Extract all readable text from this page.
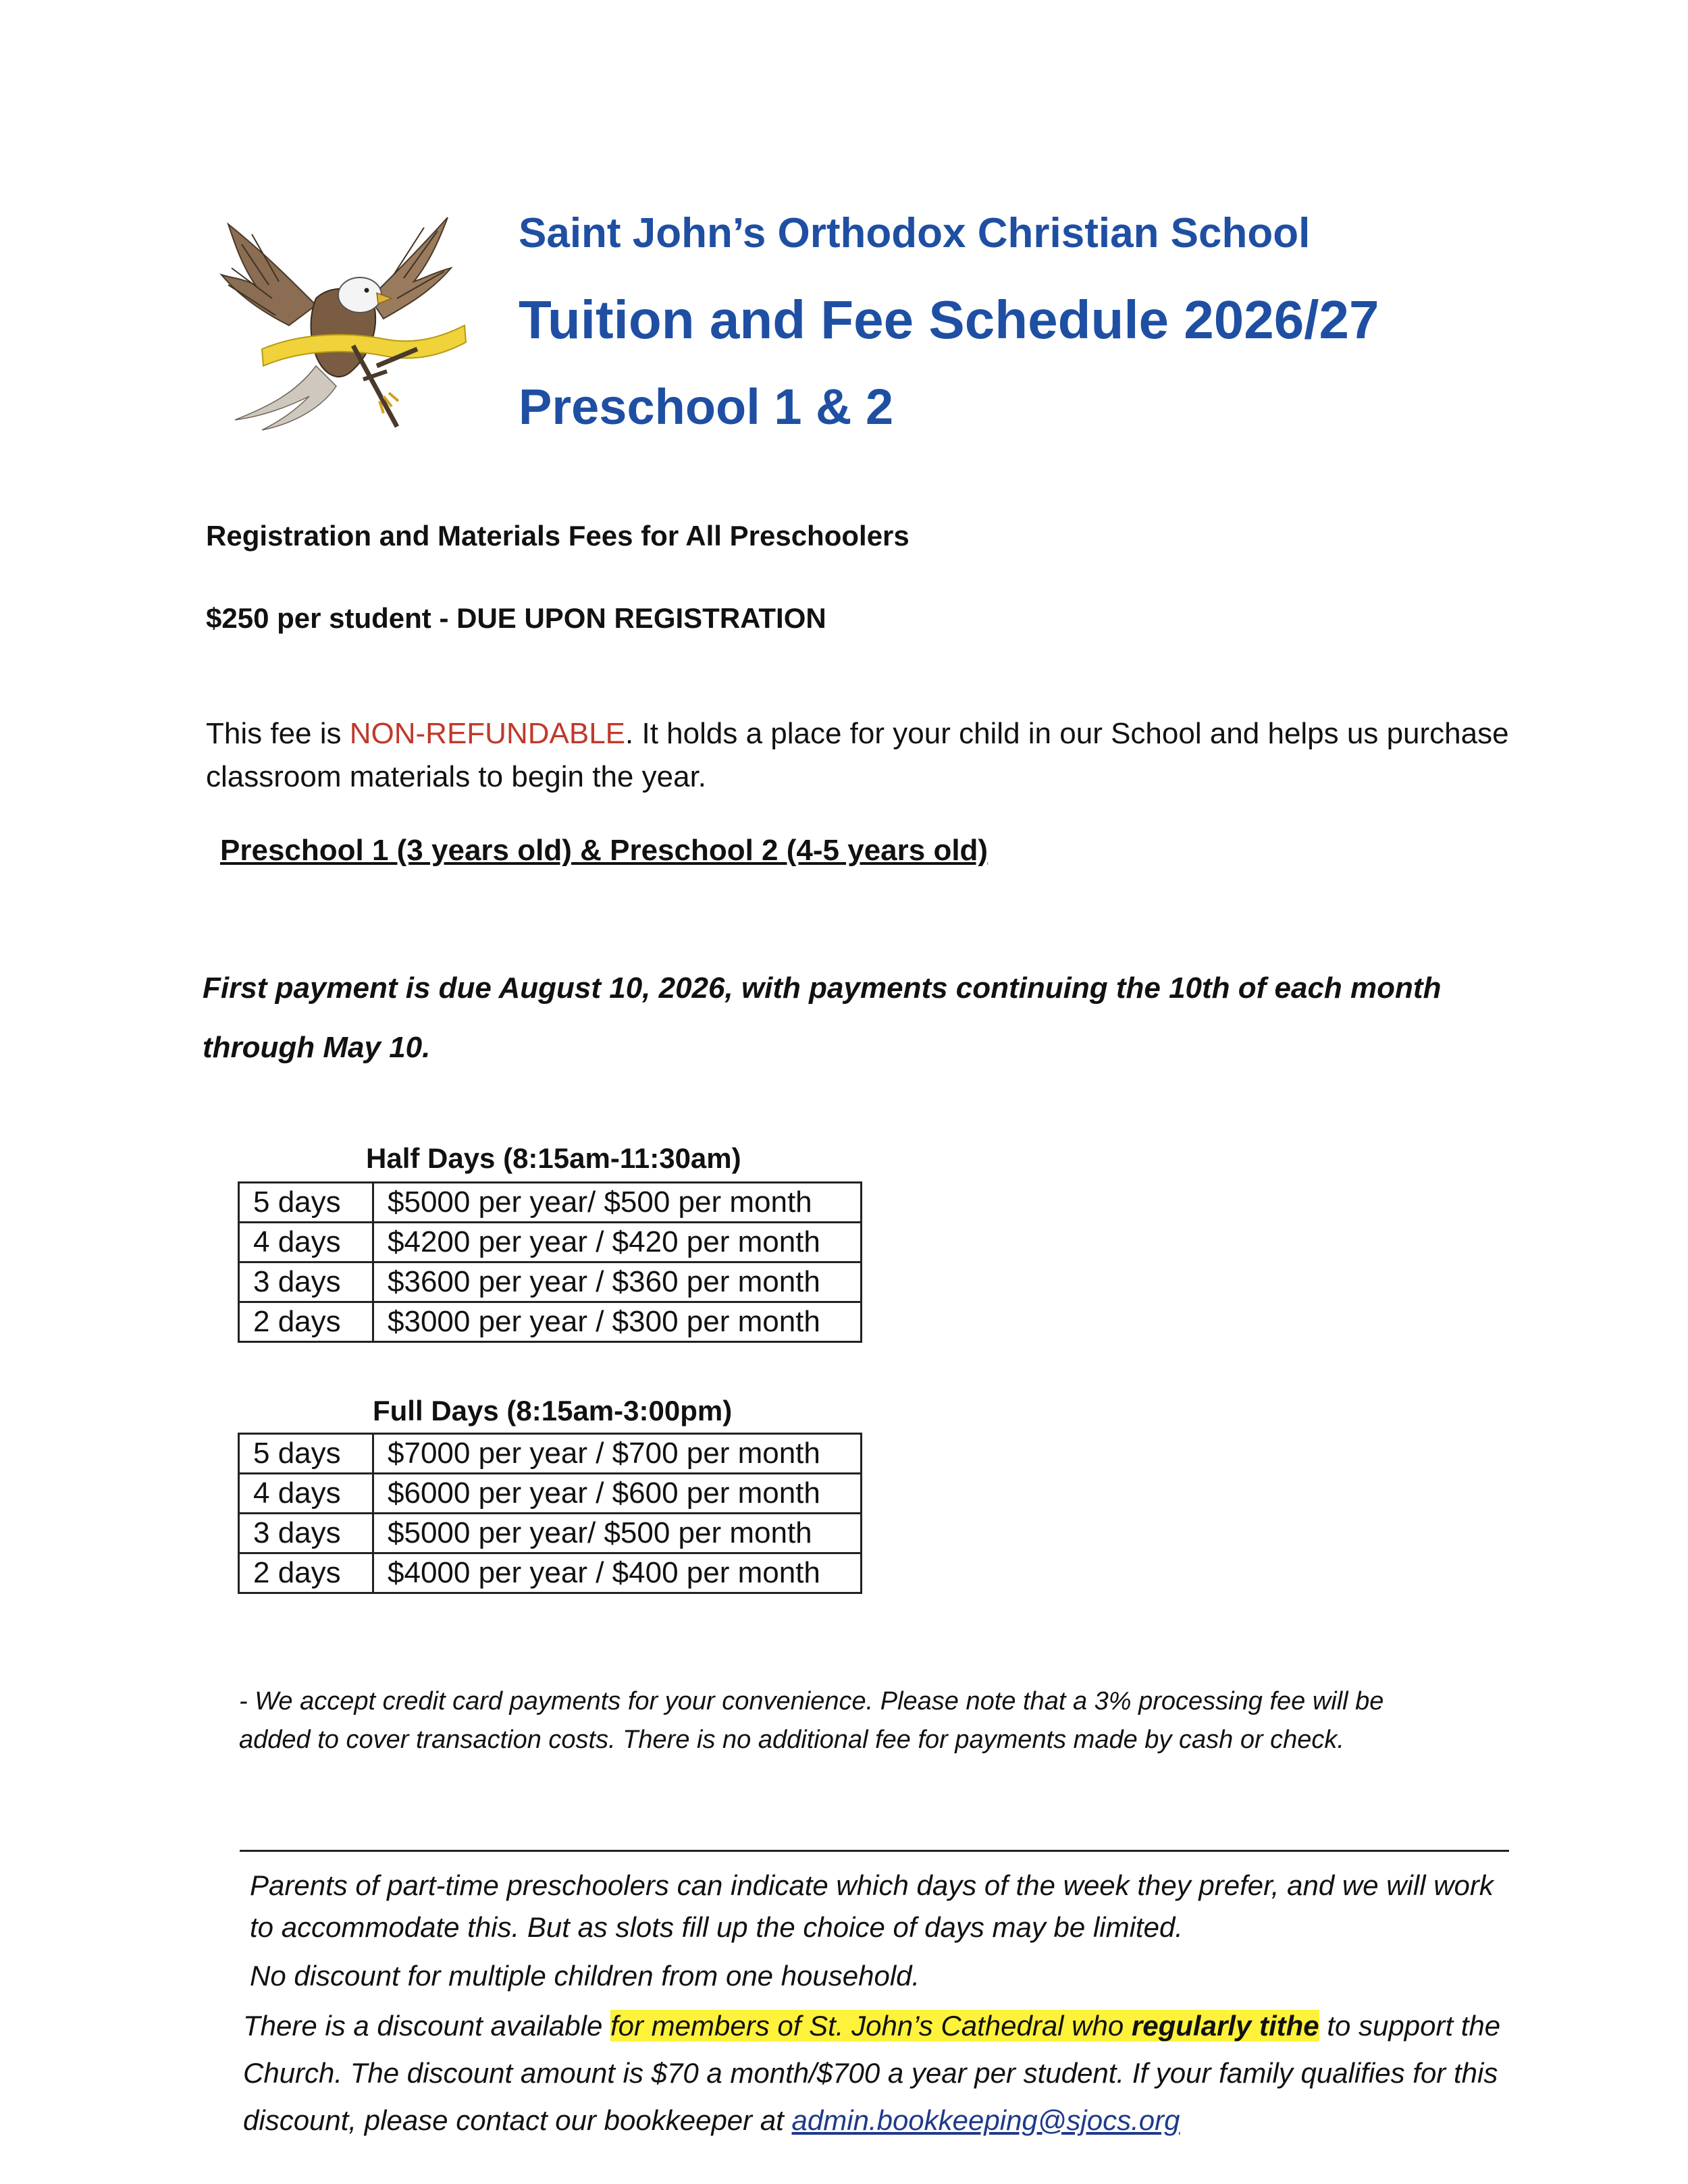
Saint John’s Orthodox Christian School
Tuition and Fee Schedule 2026/27
Preschool 1 & 2
Registration and Materials Fees for All Preschoolers
$250 per student - DUE UPON REGISTRATION
This fee is NON-REFUNDABLE. It holds a place for your child in our School and helps us purchase classroom materials to begin the year.
Preschool 1 (3 years old) & Preschool 2 (4-5 years old)
First payment is due August 10, 2026, with payments continuing the 10th of each month through May 10.
Half Days (8:15am-11:30am)
5 days	$5000 per year/ $500 per month
4 days	$4200 per year / $420 per month
3 days	$3600 per year / $360 per month
2 days	$3000 per year / $300 per month
Full Days (8:15am-3:00pm)
5 days	$7000 per year / $700 per month
4 days	$6000 per year / $600 per month
3 days	$5000 per year/ $500 per month
2 days	$4000 per year / $400 per month
- We accept credit card payments for your convenience. Please note that a 3% processing fee will be added to cover transaction costs. There is no additional fee for payments made by cash or check.
Parents of part-time preschoolers can indicate which days of the week they prefer, and we will work to accommodate this. But as slots fill up the choice of days may be limited.
No discount for multiple children from one household.
There is a discount available for members of St. John’s Cathedral who regularly tithe to support the Church. The discount amount is $70 a month/$700 a year per student. If your family qualifies for this discount, please contact our bookkeeper at admin.bookkeeping@sjocs.org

Goal:
Write out the listing word for word, omitting the pictures it holds.

Solution to the exercise:
Extract all readable text from this page.
Saint John’s Orthodox Christian School
Tuition and Fee Schedule 2026/27
Preschool 1 & 2
Registration and Materials Fees for All Preschoolers
$250 per student - DUE UPON REGISTRATION
This fee is NON-REFUNDABLE. It holds a place for your child in our School and helps us purchase classroom materials to begin the year.
Preschool 1 (3 years old) & Preschool 2 (4-5 years old)
First payment is due August 10, 2026, with payments continuing the 10th of each month through May 10.
Half Days (8:15am-11:30am)
5 days	$5000 per year/ $500 per month
4 days	$4200 per year / $420 per month
3 days	$3600 per year / $360 per month
2 days	$3000 per year / $300 per month
Full Days (8:15am-3:00pm)
5 days	$7000 per year / $700 per month
4 days	$6000 per year / $600 per month
3 days	$5000 per year/ $500 per month
2 days	$4000 per year / $400 per month
- We accept credit card payments for your convenience. Please note that a 3% processing fee will be added to cover transaction costs. There is no additional fee for payments made by cash or check.
Parents of part-time preschoolers can indicate which days of the week they prefer, and we will work to accommodate this. But as slots fill up the choice of days may be limited.
No discount for multiple children from one household.
There is a discount available for members of St. John’s Cathedral who regularly tithe to support the Church. The discount amount is $70 a month/$700 a year per student. If your family qualifies for this discount, please contact our bookkeeper at admin.bookkeeping@sjocs.org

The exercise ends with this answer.